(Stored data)
----
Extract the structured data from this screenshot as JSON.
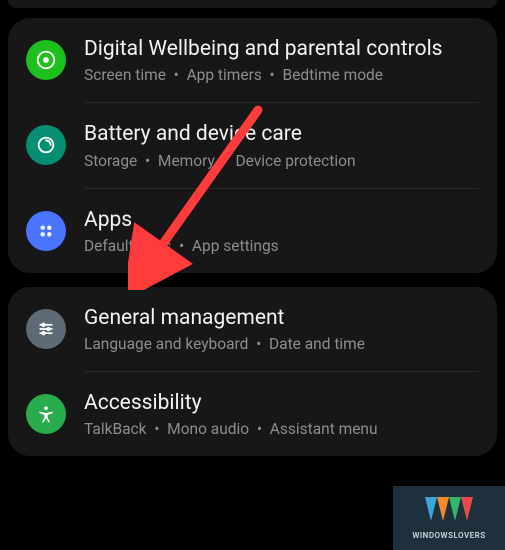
{
  "separator": "•",
  "group1": {
    "wellbeing": {
      "title": "Digital Wellbeing and parental controls",
      "sub1": "Screen time",
      "sub2": "App timers",
      "sub3": "Bedtime mode"
    },
    "battery": {
      "title": "Battery and device care",
      "sub1": "Storage",
      "sub2": "Memory",
      "sub3": "Device protection"
    },
    "apps": {
      "title": "Apps",
      "sub1": "Default apps",
      "sub2": "App settings"
    }
  },
  "group2": {
    "general": {
      "title": "General management",
      "sub1": "Language and keyboard",
      "sub2": "Date and time"
    },
    "accessibility": {
      "title": "Accessibility",
      "sub1": "TalkBack",
      "sub2": "Mono audio",
      "sub3": "Assistant menu"
    }
  },
  "watermark": {
    "text": "WINDOWSLOVERS"
  },
  "annotation_arrow_color": "#ff3b3b"
}
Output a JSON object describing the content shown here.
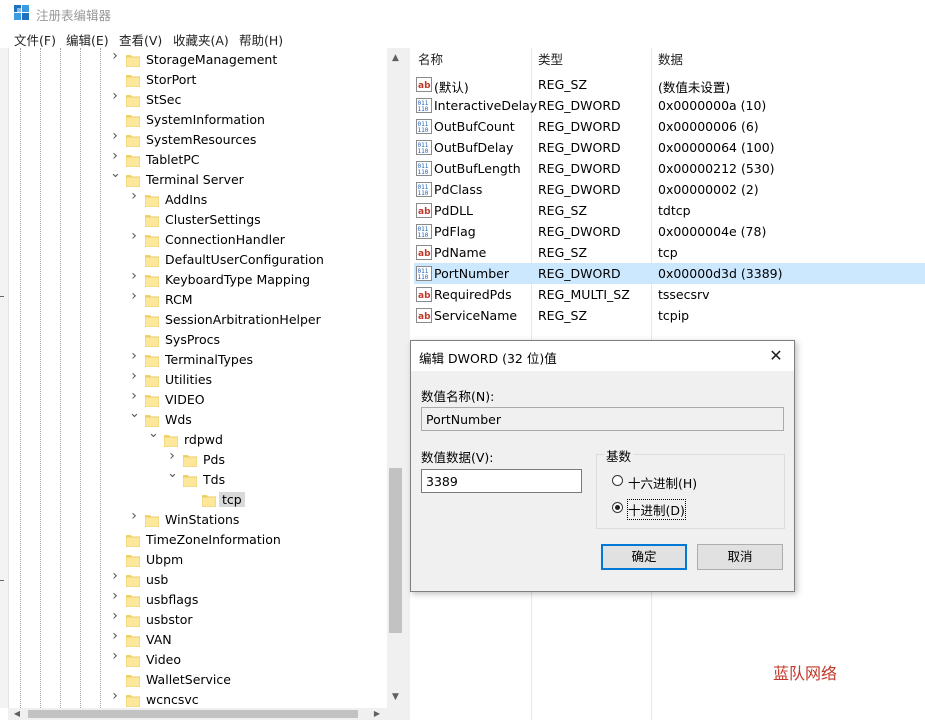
----
### Exercise:
Find the lines holding "title" and list every one.

### Reply:
      "title": "Digital Wellbeing and parental controls",
      "title": "Battery and device care",
      "title": "Apps",
      "title": "General management",
      "title": "Accessibility",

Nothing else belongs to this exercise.